:: Set exercise ::
Print every entry word for word, but omit the pictures.

[Extracted records]
══════

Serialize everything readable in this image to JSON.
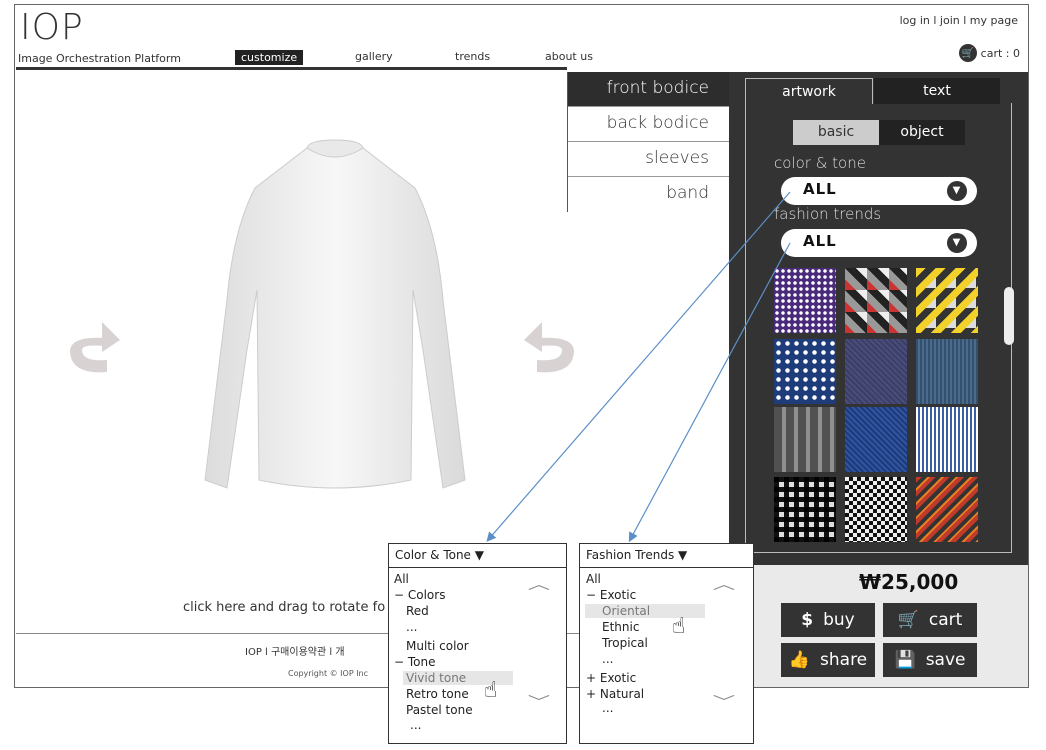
{
  "header": {
    "logo": "IOP",
    "logo_subtitle": "Image Orchestration Platform",
    "top_links": "log in l  join  l  my page",
    "cart_label": "cart : 0",
    "nav": [
      "customize",
      "gallery",
      "trends",
      "about us"
    ]
  },
  "parts": [
    "front bodice",
    "back bodice",
    "sleeves",
    "band"
  ],
  "panel": {
    "tab_artwork": "artwork",
    "tab_text": "text",
    "basic": "basic",
    "object": "object",
    "color_tone_label": "color & tone",
    "color_tone_value": "ALL",
    "fashion_label": "fashion trends",
    "fashion_value": "ALL"
  },
  "price": "₩25,000",
  "actions": {
    "buy": "buy",
    "cart": "cart",
    "share": "share",
    "save": "save"
  },
  "hint": "click here and drag to rotate fo",
  "footer": {
    "links": "IOP   l   구매이용약관   l   개",
    "copyright": "Copyright  © IOP Inc"
  },
  "dropdown_color": {
    "title": "Color & Tone  ▼",
    "items": [
      "All",
      "− Colors",
      "Red",
      "...",
      "Multi color",
      "− Tone",
      "Vivid tone",
      "Retro tone",
      "Pastel tone",
      "..."
    ]
  },
  "dropdown_fashion": {
    "title": "Fashion Trends  ▼",
    "items": [
      "All",
      "− Exotic",
      "Oriental",
      "Ethnic",
      "Tropical",
      "...",
      "+ Exotic",
      "+ Natural",
      "..."
    ]
  },
  "colors": {
    "dark_panel": "#333333",
    "accent_line": "#5b8fc7"
  }
}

══════

:: Result ::
Serialize everything readable in this image to JSON.
{
  "header": {
    "logo": "IOP",
    "logo_subtitle": "Image Orchestration Platform",
    "top_links": "log in l  join  l  my page",
    "cart_label": "cart : 0",
    "nav": [
      "customize",
      "gallery",
      "trends",
      "about us"
    ]
  },
  "parts": [
    "front bodice",
    "back bodice",
    "sleeves",
    "band"
  ],
  "panel": {
    "tab_artwork": "artwork",
    "tab_text": "text",
    "basic": "basic",
    "object": "object",
    "color_tone_label": "color & tone",
    "color_tone_value": "ALL",
    "fashion_label": "fashion trends",
    "fashion_value": "ALL"
  },
  "price": "₩25,000",
  "actions": {
    "buy": "buy",
    "cart": "cart",
    "share": "share",
    "save": "save"
  },
  "hint": "click here and drag to rotate fo",
  "footer": {
    "links": "IOP   l   구매이용약관   l   개",
    "copyright": "Copyright  © IOP Inc"
  },
  "dropdown_color": {
    "title": "Color & Tone  ▼",
    "items": [
      "All",
      "− Colors",
      "Red",
      "...",
      "Multi color",
      "− Tone",
      "Vivid tone",
      "Retro tone",
      "Pastel tone",
      "..."
    ]
  },
  "dropdown_fashion": {
    "title": "Fashion Trends  ▼",
    "items": [
      "All",
      "− Exotic",
      "Oriental",
      "Ethnic",
      "Tropical",
      "...",
      "+ Exotic",
      "+ Natural",
      "..."
    ]
  },
  "colors": {
    "dark_panel": "#333333",
    "accent_line": "#5b8fc7"
  }
}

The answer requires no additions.